**DIRECTIONS**
Go through the records and copy each line where the word "JSON" occurs.

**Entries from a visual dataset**
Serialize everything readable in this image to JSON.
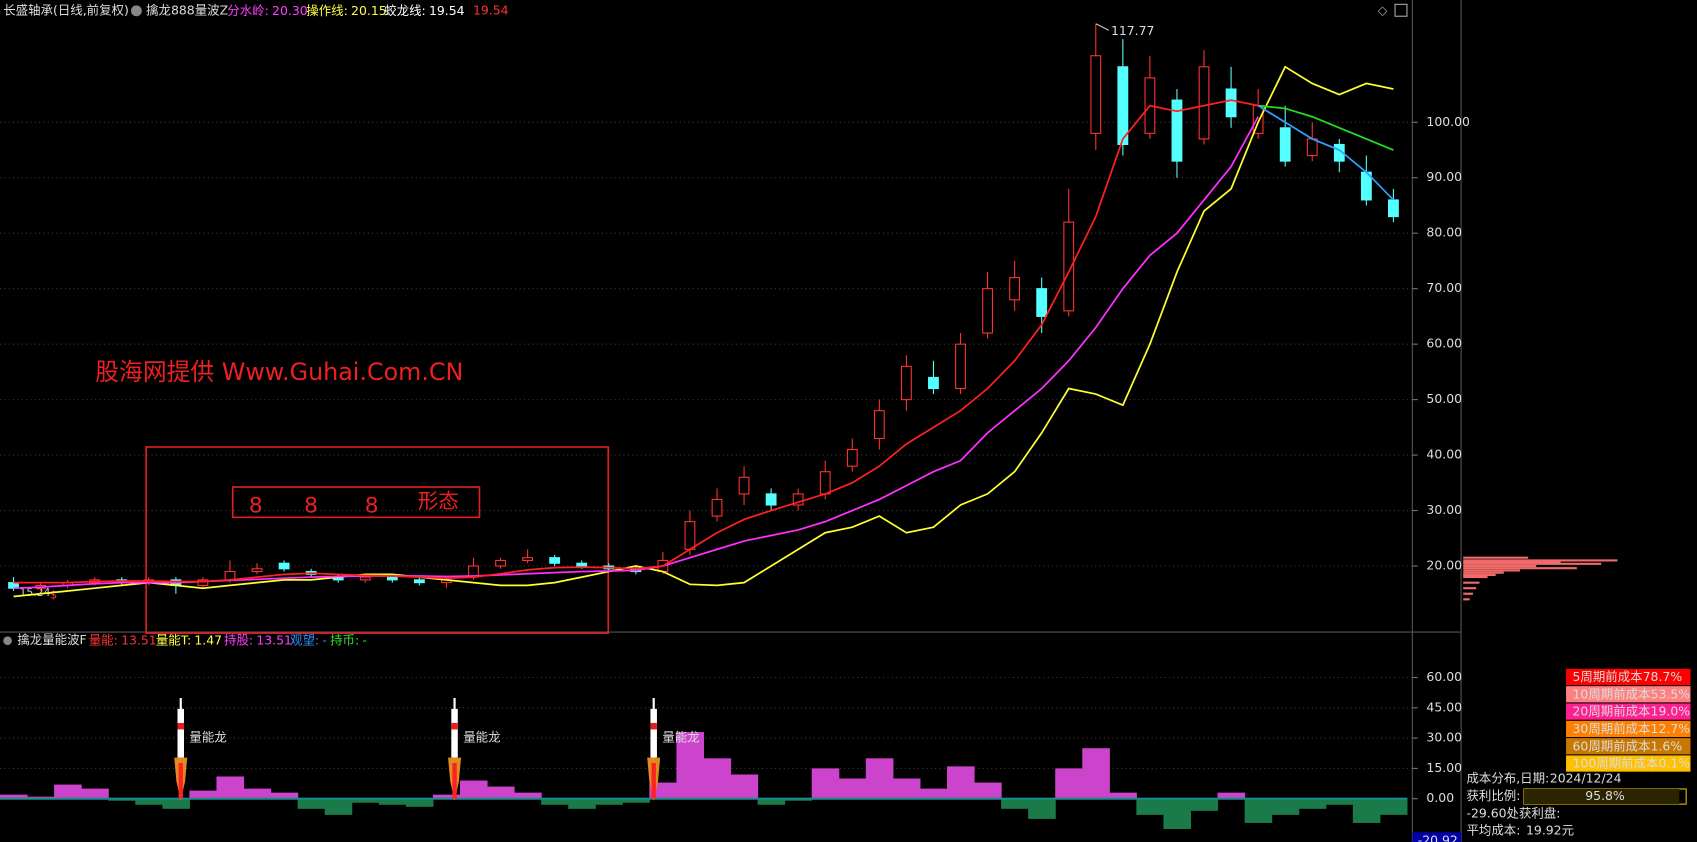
{
  "chart_data": [
    {
      "type": "candlestick",
      "title": "长盛轴承(日线,前复权)",
      "subtitle": "擒龙888量波Z",
      "indicators": [
        {
          "name": "分水岭:",
          "value": "20.30",
          "color": "#ff40ff"
        },
        {
          "name": "操作线:",
          "value": "20.15",
          "color": "#ffff40"
        },
        {
          "name": "蛟龙线:",
          "value": "19.54",
          "color": "#ffffff"
        }
      ],
      "indicator_extra": "19.54",
      "categories": [
        null,
        null,
        null,
        null,
        null,
        null,
        null,
        null,
        null,
        null,
        null,
        null,
        null,
        null,
        null,
        null,
        null,
        null,
        null,
        null,
        null,
        null,
        null,
        null,
        null,
        null,
        null,
        null,
        null,
        null,
        null,
        null,
        null,
        null,
        null,
        null,
        null,
        null,
        null,
        null,
        null,
        null,
        null,
        null,
        null,
        null,
        null,
        null,
        null,
        null,
        null,
        null
      ],
      "open": [
        17,
        16,
        16.5,
        17,
        17.5,
        17,
        17.5,
        16.5,
        17.5,
        19,
        20.5,
        19,
        18,
        17.5,
        18,
        17.5,
        17,
        18,
        20,
        21,
        21.5,
        20.5,
        20,
        19.5,
        19,
        23,
        29,
        33,
        33,
        31,
        33,
        38,
        43,
        50,
        54,
        52,
        62,
        68,
        70,
        66,
        98,
        110,
        98,
        104,
        97,
        106,
        98,
        99,
        94,
        96,
        91,
        86
      ],
      "high": [
        18,
        17,
        17.5,
        18,
        18,
        18,
        18,
        18,
        21,
        20.5,
        21,
        19.5,
        18.5,
        18.5,
        18.5,
        18,
        18,
        21.5,
        21.5,
        23,
        22,
        21,
        20.5,
        20,
        22.5,
        30,
        34,
        38,
        34,
        34,
        39,
        43,
        50,
        58,
        57,
        62,
        73,
        75,
        72,
        88,
        117.77,
        115,
        112,
        106,
        113,
        110,
        106,
        103,
        100,
        97,
        94,
        88
      ],
      "low": [
        15.5,
        15.5,
        16,
        16.5,
        16.5,
        16.5,
        15,
        16,
        17,
        18.5,
        19,
        18,
        17,
        17,
        17,
        16.5,
        16,
        17.5,
        19.5,
        20.5,
        20,
        19.5,
        19,
        18.5,
        18.5,
        22,
        28,
        31,
        30,
        30,
        32,
        37,
        41,
        48,
        51,
        51,
        61,
        66,
        62,
        65,
        95,
        94,
        97,
        90,
        96,
        99,
        97,
        92,
        93,
        91,
        85,
        82
      ],
      "close": [
        16,
        16.5,
        17,
        17.5,
        17,
        17.5,
        16.5,
        17.5,
        19,
        19.5,
        19.5,
        18.5,
        17.5,
        18,
        17.5,
        17,
        17.5,
        20,
        21,
        21.5,
        20.5,
        20,
        19.5,
        19,
        21,
        28,
        32,
        36,
        31,
        33,
        37,
        41,
        48,
        56,
        52,
        60,
        70,
        72,
        65,
        82,
        112,
        96,
        108,
        93,
        110,
        101,
        103,
        93,
        97,
        93,
        86,
        83
      ],
      "up_color": "#ff3232",
      "down_color": "#54ffff",
      "lines": [
        {
          "color": "#ffff30",
          "values": [
            14.5,
            15,
            15.5,
            16,
            16.5,
            17,
            16.5,
            16,
            16.5,
            17,
            17.5,
            17.5,
            18,
            18.5,
            18.5,
            18,
            17.5,
            17,
            16.5,
            16.5,
            17,
            18,
            19,
            20,
            19,
            16.7,
            16.5,
            17,
            20,
            23,
            26,
            27,
            29,
            26,
            27,
            31,
            33,
            37,
            44,
            52,
            51,
            49,
            60,
            73,
            84,
            88,
            100,
            110,
            107,
            105,
            107,
            106
          ]
        },
        {
          "color": "#ff30ff",
          "values": [
            16,
            16.2,
            16.5,
            16.8,
            17,
            17,
            17,
            17.2,
            17.4,
            17.6,
            17.8,
            18,
            18.1,
            18.2,
            18.2,
            18.2,
            18.1,
            18.2,
            18.4,
            18.6,
            18.8,
            19,
            19.1,
            19.2,
            20,
            21.5,
            23,
            24.5,
            25.5,
            26.5,
            28,
            30,
            32,
            34.5,
            37,
            39,
            44,
            48,
            52,
            57,
            63,
            70,
            76,
            80,
            86,
            92,
            101,
            null,
            null,
            null,
            null,
            null
          ]
        },
        {
          "color": "#20e020",
          "values": [
            null,
            null,
            null,
            null,
            null,
            null,
            null,
            null,
            null,
            null,
            null,
            null,
            null,
            null,
            null,
            null,
            null,
            null,
            null,
            null,
            null,
            null,
            null,
            null,
            null,
            null,
            null,
            null,
            null,
            null,
            null,
            null,
            null,
            null,
            null,
            null,
            null,
            null,
            null,
            null,
            null,
            null,
            null,
            null,
            null,
            null,
            103,
            102.5,
            101,
            99,
            97,
            95
          ]
        },
        {
          "color": "#ff2020",
          "values": [
            17,
            17,
            17,
            17.2,
            17.3,
            17.3,
            17.2,
            17.2,
            17.5,
            18,
            18.5,
            18.7,
            18.5,
            18.3,
            18.2,
            18,
            17.8,
            18,
            18.6,
            19.3,
            19.7,
            19.8,
            19.7,
            19.5,
            20,
            23,
            26,
            28.4,
            30,
            31.5,
            33,
            35,
            38,
            42,
            45,
            48,
            52,
            57,
            63.5,
            73,
            83,
            97,
            103,
            102,
            103,
            104,
            103,
            null,
            null,
            null,
            null,
            null
          ]
        },
        {
          "color": "#30a0ff",
          "values": [
            null,
            null,
            null,
            null,
            null,
            null,
            null,
            null,
            null,
            null,
            null,
            null,
            null,
            null,
            null,
            null,
            null,
            null,
            null,
            null,
            null,
            null,
            null,
            null,
            null,
            null,
            null,
            null,
            null,
            null,
            null,
            null,
            null,
            null,
            null,
            null,
            null,
            null,
            null,
            null,
            null,
            null,
            null,
            null,
            null,
            null,
            103,
            100,
            97,
            95,
            91,
            86
          ]
        }
      ],
      "ylim": [
        8.29,
        119.12
      ],
      "yticks": [
        {
          "value": 20,
          "label": "20.00"
        },
        {
          "value": 30,
          "label": "30.00"
        },
        {
          "value": 40,
          "label": "40.00"
        },
        {
          "value": 50,
          "label": "50.00"
        },
        {
          "value": 60,
          "label": "60.00"
        },
        {
          "value": 70,
          "label": "70.00"
        },
        {
          "value": 80,
          "label": "80.00"
        },
        {
          "value": 90,
          "label": "90.00"
        },
        {
          "value": 100,
          "label": "100.00"
        }
      ],
      "grid": true,
      "watermark": "股海网提供 Www.Guhai.Com.CN",
      "pattern_digits": [
        "8",
        "8",
        "8"
      ],
      "pattern_label": "形态",
      "left_label": "15.24",
      "marker": "$"
    },
    {
      "type": "bar",
      "title": "擒龙量能波F",
      "indicators": [
        {
          "name": "量能:",
          "value": "13.51",
          "color": "#ff3030"
        },
        {
          "name": "量能T:",
          "value": "1.47",
          "color": "#ffff40"
        },
        {
          "name": "持股:",
          "value": "13.51",
          "color": "#ff40ff"
        },
        {
          "name": "观望:",
          "value": "-",
          "color": "#3090ff"
        },
        {
          "name": "持币:",
          "value": "-",
          "color": "#30e030"
        }
      ],
      "values": [
        2,
        1,
        7,
        5,
        -1,
        -3,
        -5,
        4,
        11,
        5,
        3,
        -5,
        -8,
        -2,
        -3,
        -4,
        2,
        9,
        6,
        3,
        -3,
        -5,
        -3,
        -2,
        8,
        33,
        20,
        12,
        -3,
        -1,
        15,
        10,
        20,
        10,
        5,
        16,
        8,
        -5,
        -10,
        15,
        25,
        3,
        -8,
        -15,
        -6,
        3,
        -12,
        -8,
        -5,
        -3,
        -12,
        -8
      ],
      "pos_color": "#cc44cc",
      "neg_color": "#1a7a4a",
      "ylim": [
        -21.43,
        73.93
      ],
      "yticks": [
        {
          "value": 0,
          "label": "0.00"
        },
        {
          "value": 15,
          "label": "15.00"
        },
        {
          "value": 30,
          "label": "30.00"
        },
        {
          "value": 45,
          "label": "45.00"
        },
        {
          "value": 60,
          "label": "60.00"
        }
      ],
      "last_value": -20.92,
      "rocket_label": "量能龙"
    },
    {
      "type": "cost-distribution",
      "prices": [
        21.5,
        21.0,
        20.7,
        20.4,
        20.0,
        19.6,
        19.2,
        18.8,
        18.4,
        18.0,
        17.0,
        16.0,
        15.0,
        14.0
      ],
      "values": [
        40,
        95,
        60,
        85,
        45,
        70,
        35,
        25,
        20,
        15,
        10,
        8,
        6,
        4
      ],
      "color": "#f06a6a",
      "xlim": [
        0,
        100
      ],
      "legend_rows": [
        {
          "label": "5周期前成本78.7%",
          "color": "#ff0000"
        },
        {
          "label": "10周期前成本53.5%",
          "color": "#ff8080"
        },
        {
          "label": "20周期前成本19.0%",
          "color": "#ff2090"
        },
        {
          "label": "30周期前成本12.7%",
          "color": "#ff8000"
        },
        {
          "label": "60周期前成本1.6%",
          "color": "#c87800"
        },
        {
          "label": "100周期前成本0.1%",
          "color": "#ffc000"
        }
      ],
      "date_label": "成本分布,日期:",
      "date": "2024/12/24",
      "profit_label": "获利比例:",
      "profit_ratio": 95.8,
      "profit_ratio_label": "95.8%",
      "profit_at": "-29.60处获利盘:",
      "avg_cost_label": "平均成本:",
      "avg_cost": "19.92元"
    }
  ]
}
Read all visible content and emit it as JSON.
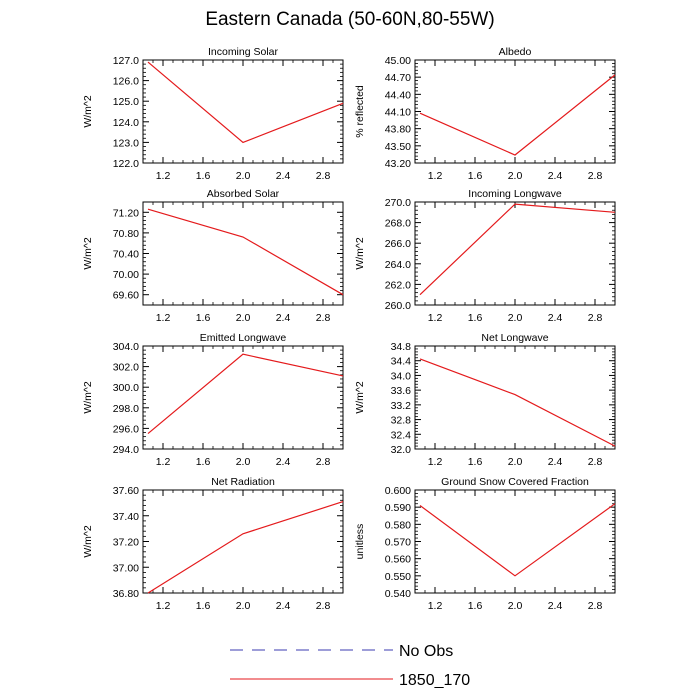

**OUTPUT OF THE TASK**
Serialize everything readable in this image to JSON.
Read all visible content and emit it as JSON.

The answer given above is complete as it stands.